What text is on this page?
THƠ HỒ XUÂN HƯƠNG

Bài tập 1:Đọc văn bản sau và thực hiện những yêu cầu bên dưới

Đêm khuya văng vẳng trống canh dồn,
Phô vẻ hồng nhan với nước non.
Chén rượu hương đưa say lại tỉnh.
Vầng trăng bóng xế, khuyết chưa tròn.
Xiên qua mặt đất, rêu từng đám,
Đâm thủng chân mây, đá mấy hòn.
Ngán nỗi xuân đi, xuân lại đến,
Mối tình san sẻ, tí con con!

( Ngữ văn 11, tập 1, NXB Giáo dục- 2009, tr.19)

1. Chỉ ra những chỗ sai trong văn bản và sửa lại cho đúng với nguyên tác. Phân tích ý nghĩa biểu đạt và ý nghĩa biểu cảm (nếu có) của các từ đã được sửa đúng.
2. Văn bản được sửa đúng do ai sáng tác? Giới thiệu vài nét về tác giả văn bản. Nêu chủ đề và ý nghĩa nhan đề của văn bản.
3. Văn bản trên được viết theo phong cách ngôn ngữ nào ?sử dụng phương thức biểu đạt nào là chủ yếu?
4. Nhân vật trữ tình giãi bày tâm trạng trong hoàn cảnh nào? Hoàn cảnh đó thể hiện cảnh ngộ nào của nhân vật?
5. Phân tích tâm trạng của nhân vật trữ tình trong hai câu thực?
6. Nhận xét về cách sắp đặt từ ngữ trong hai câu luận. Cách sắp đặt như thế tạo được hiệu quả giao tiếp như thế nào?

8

--- Set problem ---
Produce an exact copy of every entry above.

--- The response ---
What text is on this page?
THƠ HỒ XUÂN HƯƠNG

Bài tập 1:Đọc văn bản sau và thực hiện những yêu cầu bên dưới

Đêm khuya văng vẳng trống canh dồn,
Phô vẻ hồng nhan với nước non.
Chén rượu hương đưa say lại tỉnh.
Vầng trăng bóng xế, khuyết chưa tròn.
Xiên qua mặt đất, rêu từng đám,
Đâm thủng chân mây, đá mấy hòn.
Ngán nỗi xuân đi, xuân lại đến,
Mối tình san sẻ, tí con con!

( Ngữ văn 11, tập 1, NXB Giáo dục- 2009, tr.19)

1. Chỉ ra những chỗ sai trong văn bản và sửa lại cho đúng với nguyên tác. Phân tích ý nghĩa biểu đạt và ý nghĩa biểu cảm (nếu có) của các từ đã được sửa đúng.
2. Văn bản được sửa đúng do ai sáng tác? Giới thiệu vài nét về tác giả văn bản. Nêu chủ đề và ý nghĩa nhan đề của văn bản.
3. Văn bản trên được viết theo phong cách ngôn ngữ nào ?sử dụng phương thức biểu đạt nào là chủ yếu?
4. Nhân vật trữ tình giãi bày tâm trạng trong hoàn cảnh nào? Hoàn cảnh đó thể hiện cảnh ngộ nào của nhân vật?
5. Phân tích tâm trạng của nhân vật trữ tình trong hai câu thực?
6. Nhận xét về cách sắp đặt từ ngữ trong hai câu luận. Cách sắp đặt như thế tạo được hiệu quả giao tiếp như thế nào?

8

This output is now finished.